**WHAT IS BEING ASKED**
Omit all pictures. Copy the rest of the material exactly.

## BEGIN

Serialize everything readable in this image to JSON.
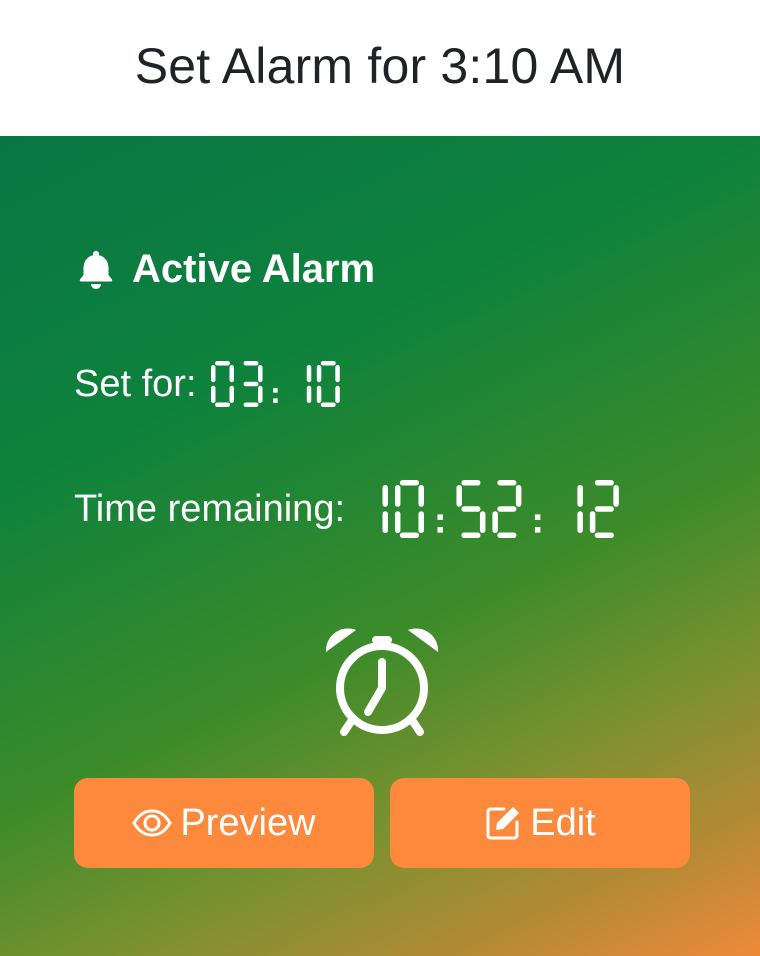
{
  "header": {
    "title": "Set Alarm for 3:10 AM"
  },
  "alarm": {
    "heading": "Active Alarm",
    "set_for_label": "Set for:",
    "set_for_value": "03:10",
    "remaining_label": "Time remaining:",
    "remaining_value": "10:52:12"
  },
  "buttons": {
    "preview_label": "Preview",
    "edit_label": "Edit"
  },
  "icons": {
    "header_bell": "bell-icon",
    "alarm_clock": "alarm-clock-icon",
    "preview": "eye-icon",
    "edit": "edit-icon"
  },
  "colors": {
    "button_bg": "#fd8a3c",
    "gradient_start": "#0a7645",
    "gradient_end": "#ee8a3a",
    "text": "#ffffff"
  }
}
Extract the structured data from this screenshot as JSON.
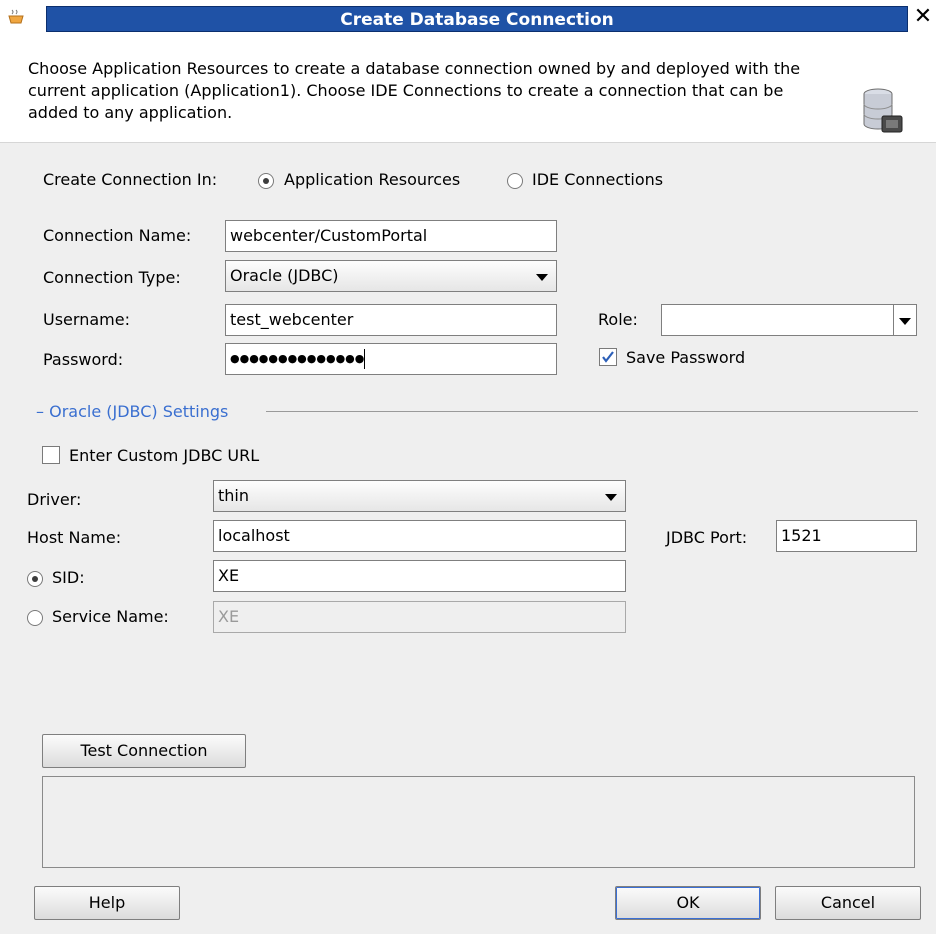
{
  "window": {
    "title": "Create Database Connection",
    "close_glyph": "✕"
  },
  "header": {
    "description": "Choose Application Resources to create a database connection owned by and deployed with the current application (Application1). Choose IDE Connections to create a connection that can be added to any application.",
    "icon": "database-connection-icon"
  },
  "create_in": {
    "label": "Create Connection In:",
    "options": [
      "Application Resources",
      "IDE Connections"
    ],
    "selected": "Application Resources"
  },
  "form": {
    "connection_name_label": "Connection Name:",
    "connection_name_value": "webcenter/CustomPortal",
    "connection_type_label": "Connection Type:",
    "connection_type_value": "Oracle (JDBC)",
    "username_label": "Username:",
    "username_value": "test_webcenter",
    "password_label": "Password:",
    "password_masked": "●●●●●●●●●●●●●●",
    "role_label": "Role:",
    "role_value": "",
    "save_password_label": "Save Password",
    "save_password_checked": true
  },
  "settings": {
    "section_title": "Oracle (JDBC) Settings",
    "custom_url_label": "Enter Custom JDBC URL",
    "custom_url_checked": false,
    "driver_label": "Driver:",
    "driver_value": "thin",
    "host_label": "Host Name:",
    "host_value": "localhost",
    "port_label": "JDBC Port:",
    "port_value": "1521",
    "sid_label": "SID:",
    "sid_value": "XE",
    "service_label": "Service Name:",
    "service_value": "XE",
    "selected_identifier": "SID"
  },
  "test": {
    "button_label": "Test Connection",
    "status_text": ""
  },
  "footer": {
    "help_label": "Help",
    "ok_label": "OK",
    "cancel_label": "Cancel"
  },
  "colors": {
    "title_bar": "#1f52a6",
    "section_title": "#3a6fd0",
    "focus_ring": "#3b6fd4"
  }
}
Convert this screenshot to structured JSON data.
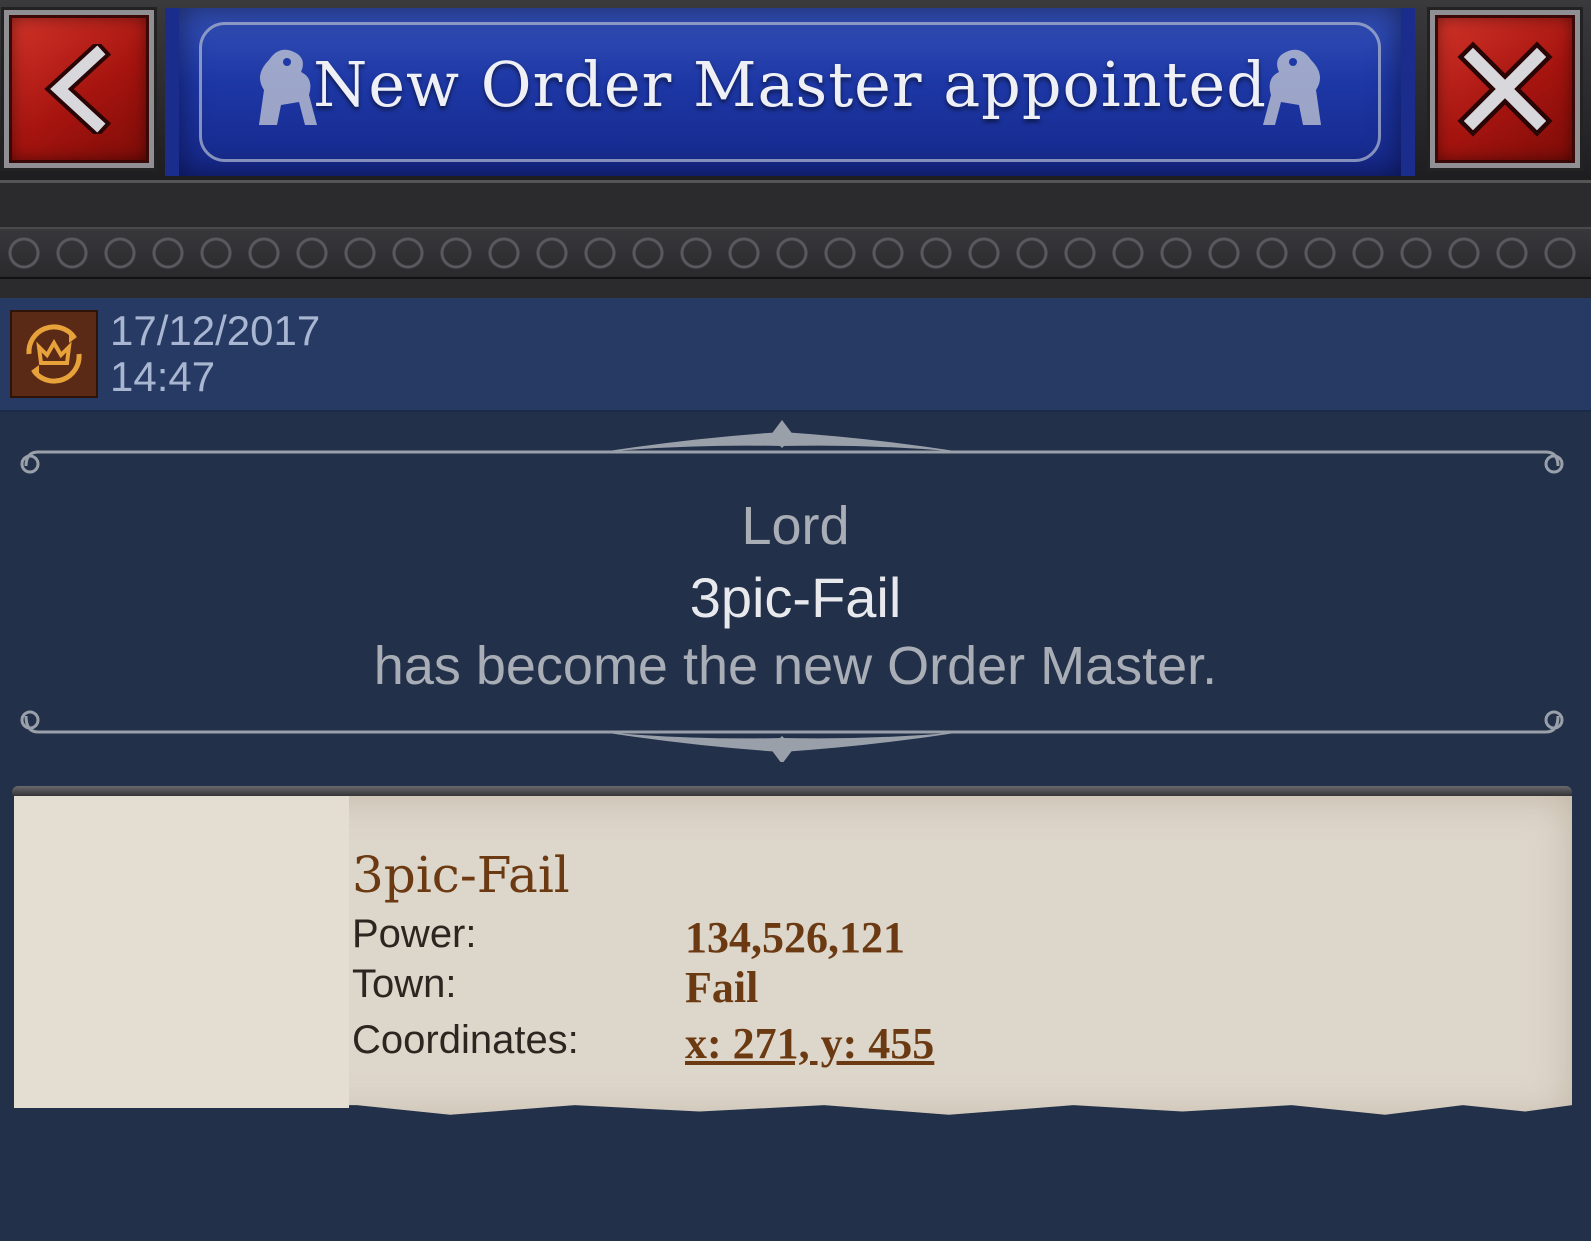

## END

**CORRECT OUTPUT**
Serialize everything readable in this image to JSON.
{
  "header": {
    "title": "Set Alarm for 3:10 AM"
  },
  "alarm": {
    "heading": "Active Alarm",
    "set_for_label": "Set for:",
    "set_for_value": "03:10",
    "remaining_label": "Time remaining:",
    "remaining_value": "10:52:12"
  },
  "buttons": {
    "preview_label": "Preview",
    "edit_label": "Edit"
  },
  "icons": {
    "header_bell": "bell-icon",
    "alarm_clock": "alarm-clock-icon",
    "preview": "eye-icon",
    "edit": "edit-icon"
  },
  "colors": {
    "button_bg": "#fd8a3c",
    "gradient_start": "#0a7645",
    "gradient_end": "#ee8a3a",
    "text": "#ffffff"
  }
}
Extract the structured data from this screenshot as JSON.
{
  "window": {
    "title": "Create Database Connection",
    "close_glyph": "✕"
  },
  "header": {
    "description": "Choose Application Resources to create a database connection owned by and deployed with the current application (Application1). Choose IDE Connections to create a connection that can be added to any application.",
    "icon": "database-connection-icon"
  },
  "create_in": {
    "label": "Create Connection In:",
    "options": [
      "Application Resources",
      "IDE Connections"
    ],
    "selected": "Application Resources"
  },
  "form": {
    "connection_name_label": "Connection Name:",
    "connection_name_value": "webcenter/CustomPortal",
    "connection_type_label": "Connection Type:",
    "connection_type_value": "Oracle (JDBC)",
    "username_label": "Username:",
    "username_value": "test_webcenter",
    "password_label": "Password:",
    "password_masked": "●●●●●●●●●●●●●●",
    "role_label": "Role:",
    "role_value": "",
    "save_password_label": "Save Password",
    "save_password_checked": true
  },
  "settings": {
    "section_title": "Oracle (JDBC) Settings",
    "custom_url_label": "Enter Custom JDBC URL",
    "custom_url_checked": false,
    "driver_label": "Driver:",
    "driver_value": "thin",
    "host_label": "Host Name:",
    "host_value": "localhost",
    "port_label": "JDBC Port:",
    "port_value": "1521",
    "sid_label": "SID:",
    "sid_value": "XE",
    "service_label": "Service Name:",
    "service_value": "XE",
    "selected_identifier": "SID"
  },
  "test": {
    "button_label": "Test Connection",
    "status_text": ""
  },
  "footer": {
    "help_label": "Help",
    "ok_label": "OK",
    "cancel_label": "Cancel"
  },
  "colors": {
    "title_bar": "#1f52a6",
    "section_title": "#3a6fd0",
    "focus_ring": "#3b6fd4"
  }
}
Convert this screenshot to structured JSON data.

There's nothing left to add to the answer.